Material provided ▸
- - -

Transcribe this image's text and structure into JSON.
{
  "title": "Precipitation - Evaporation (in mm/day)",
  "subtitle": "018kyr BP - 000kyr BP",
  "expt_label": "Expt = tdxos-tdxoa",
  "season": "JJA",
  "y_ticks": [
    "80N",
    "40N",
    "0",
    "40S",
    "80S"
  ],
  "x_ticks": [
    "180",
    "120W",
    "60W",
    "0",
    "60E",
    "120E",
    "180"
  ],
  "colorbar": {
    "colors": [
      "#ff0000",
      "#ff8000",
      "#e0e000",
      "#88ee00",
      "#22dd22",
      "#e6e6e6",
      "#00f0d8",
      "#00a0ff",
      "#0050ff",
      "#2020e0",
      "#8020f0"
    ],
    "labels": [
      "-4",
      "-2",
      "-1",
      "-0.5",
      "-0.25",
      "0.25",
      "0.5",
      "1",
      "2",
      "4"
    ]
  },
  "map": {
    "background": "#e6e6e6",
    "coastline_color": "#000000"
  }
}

- - -

Required work ▸ Repeat all the records. Match each line exactly.

The response ▸
Transcribe this image's text and structure into JSON.
{
  "title": "Precipitation - Evaporation (in mm/day)",
  "subtitle": "018kyr BP - 000kyr BP",
  "expt_label": "Expt = tdxos-tdxoa",
  "season": "JJA",
  "y_ticks": [
    "80N",
    "40N",
    "0",
    "40S",
    "80S"
  ],
  "x_ticks": [
    "180",
    "120W",
    "60W",
    "0",
    "60E",
    "120E",
    "180"
  ],
  "colorbar": {
    "colors": [
      "#ff0000",
      "#ff8000",
      "#e0e000",
      "#88ee00",
      "#22dd22",
      "#e6e6e6",
      "#00f0d8",
      "#00a0ff",
      "#0050ff",
      "#2020e0",
      "#8020f0"
    ],
    "labels": [
      "-4",
      "-2",
      "-1",
      "-0.5",
      "-0.25",
      "0.25",
      "0.5",
      "1",
      "2",
      "4"
    ]
  },
  "map": {
    "background": "#e6e6e6",
    "coastline_color": "#000000"
  }
}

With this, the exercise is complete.